## [SOURCE PASSAGE]
▼
Key Characteristics:

Aspect	Functions	Catalog Interface
Purpose	Compute data	Manage metadata
Protocol	Bind → Init → Stream	`vgi_rpc` typed dispatch
Stateful	Per-invocation	Per-attachment
Discovery	`Worker.functions` list	`CatalogInterface.catalogs()`

Protocol

Catalog methods are dispatched via vgi_rpc typed protocol methods. Each method has its own typed request/response defined in vgi.protocol, with automatic Arrow serialization handled by the RPC layer. This is simpler than the function protocol — no bind/init phases.

Data Types

Type Aliases

from vgi.catalog import AttachOpaqueData, TransactionOpaqueData, SerializedSchema, SqlExpression

AttachOpaqueData = NewType("AttachOpaqueData", bytes)           # Unique attachment identifier
TransactionOpaqueData = NewType("TransactionOpaqueData", bytes)  # Transaction identifier
SerializedSchema = NewType("SerializedSchema", bytes)  # Arrow schema bytes
SqlExpression = NewType("SqlExpression", str)   # SQL expression string

CatalogAttachResult

Returned by catalog_attach() with attachment metadata:

Field	Type	Description
`attach_opaque_data`	`AttachOpaqueData`	Opaque per-attachment state the implementation owns (see note below)
`supports_transactions`	`bool`	Whether transactions are supported
`supports_time_travel`	`bool`	Whether time travel queries work
`catalog_version_frozen`	`bool`	Whether metadata will change
`catalog_version`	`int`	Current version (increments on changes)
`attach_opaque_data_required`	`bool`	Whether attach_opaque_data must be persisted
`default_schema`	`str`	Name of the default schema (usually "main")
▲
## [EXERCISE DETAILS]
Continue the catalog interface documentation from the end of the CatalogAttachResult field table.

## [DATASET EXTRACT]
▼
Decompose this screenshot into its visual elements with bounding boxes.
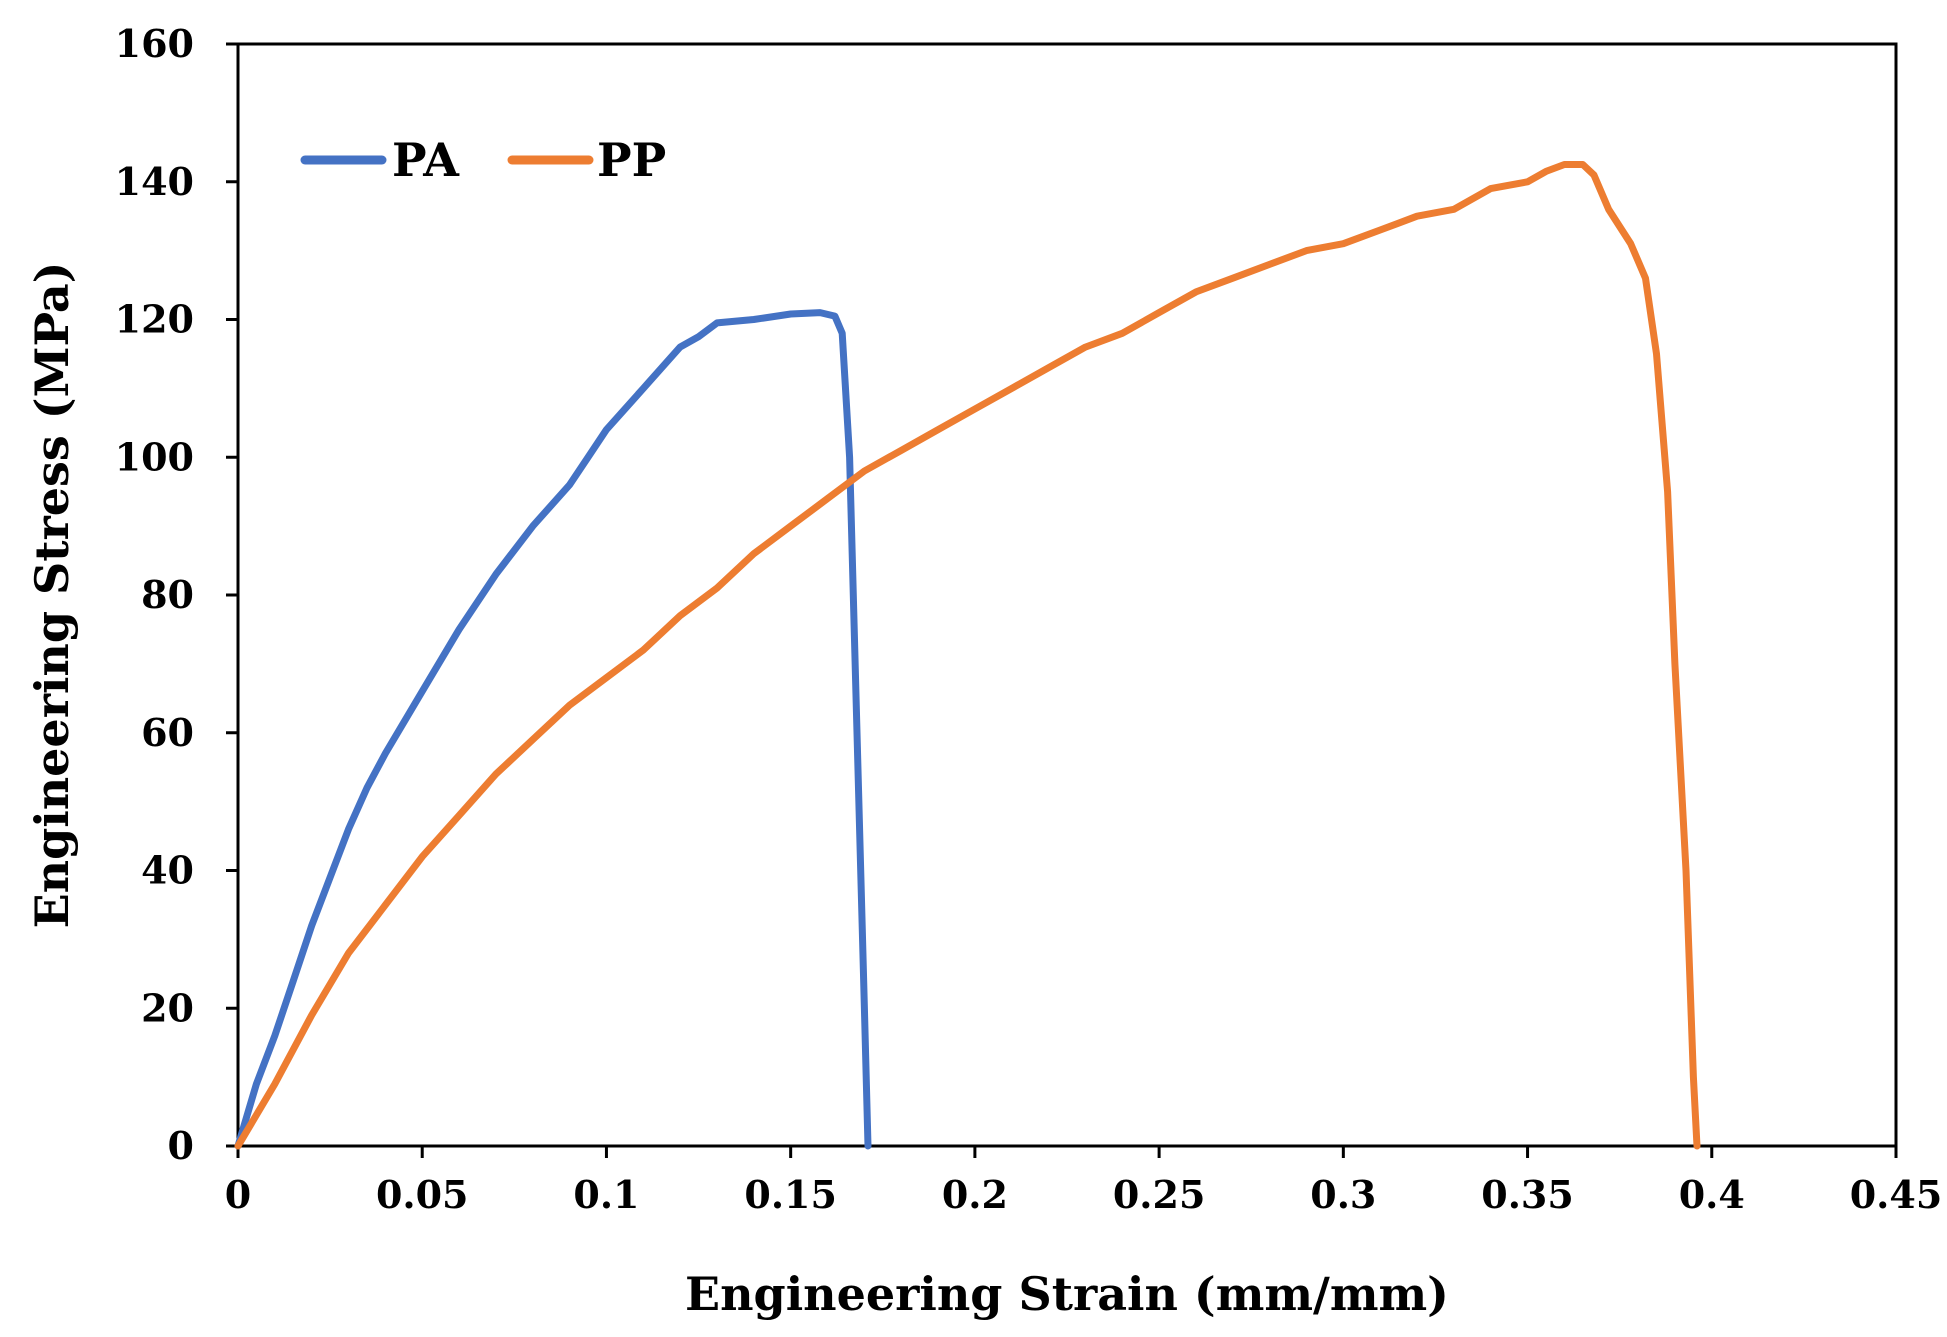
y-tick-label: 0: [168, 1123, 194, 1168]
legend-label-pp: PP: [597, 133, 666, 187]
x-tick-label: 0.4: [1679, 1172, 1745, 1217]
x-tick-label: 0.3: [1310, 1172, 1376, 1217]
x-tick-label: 0.15: [744, 1172, 837, 1217]
x-tick-label: 0.25: [1113, 1172, 1206, 1217]
legend: PA PP: [300, 133, 666, 187]
series-line-pa: [234, 309, 872, 1150]
x-tick-label: 0.35: [1481, 1172, 1574, 1217]
y-tick-label: 140: [115, 159, 194, 204]
x-tick-label: 0.2: [942, 1172, 1008, 1217]
series-line-pp: [234, 161, 1701, 1150]
x-tick-label: 0: [225, 1172, 251, 1217]
x-tick-label: 0.05: [376, 1172, 469, 1217]
y-axis-ticks: 0 20 40 60 80 100 120 140 160: [115, 21, 238, 1168]
y-tick-label: 160: [115, 21, 194, 66]
legend-label-pa: PA: [392, 133, 460, 187]
y-tick-label: 120: [115, 297, 194, 342]
x-axis-ticks: 0 0.05 0.1 0.15 0.2 0.25 0.3 0.35 0.4 0.45: [225, 1146, 1943, 1217]
plot-area: [236, 42, 1898, 1148]
x-tick-label: 0.1: [573, 1172, 639, 1217]
y-tick-label: 100: [115, 434, 194, 479]
x-axis-title: Engineering Strain (mm/mm): [685, 1267, 1449, 1321]
x-tick-label: 0.45: [1850, 1172, 1943, 1217]
y-tick-label: 40: [141, 848, 194, 893]
y-tick-label: 80: [141, 572, 194, 617]
series-layer: [234, 161, 1701, 1150]
y-tick-label: 20: [141, 985, 194, 1030]
y-axis-title: Engineering Stress (MPa): [25, 262, 79, 929]
y-tick-label: 60: [141, 710, 194, 755]
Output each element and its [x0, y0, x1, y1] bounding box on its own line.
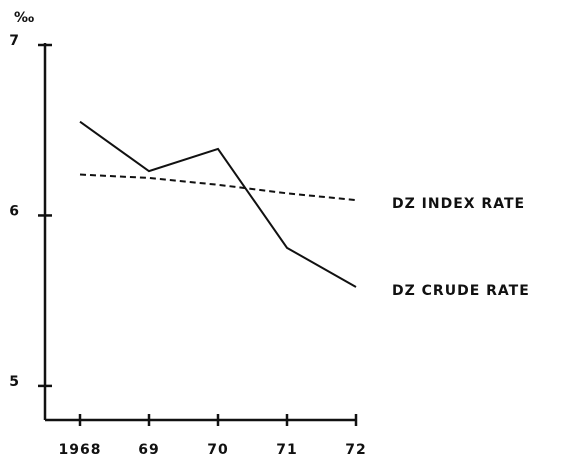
▲
## [EXPECTED OUTPUT]
attach_opaque_data / transaction_opaque_data are opaque, implementation-owned, and may carry secrets. They are not framework identifiers — they are arbitrary bytes your implementation returns from catalog_attach() / catalog_transaction_begin(), and the client round-trips them back verbatim on every subsequent call. An implementation may pack connection handles, credentials, or any state into them. Never log either value raw — treat them like the options dict. The worker already enforces this for its own catalog-lifecycle logs (it short-hashes both fields at a single chokepoint), and on HTTP transport it additionally seals each value in an AEAD envelope bound to the caller's identity, so a value minted for one principal cannot be replayed by another. Your implementation only ever sees the plaintext; the sealing and unsealing happen transparently in the worker.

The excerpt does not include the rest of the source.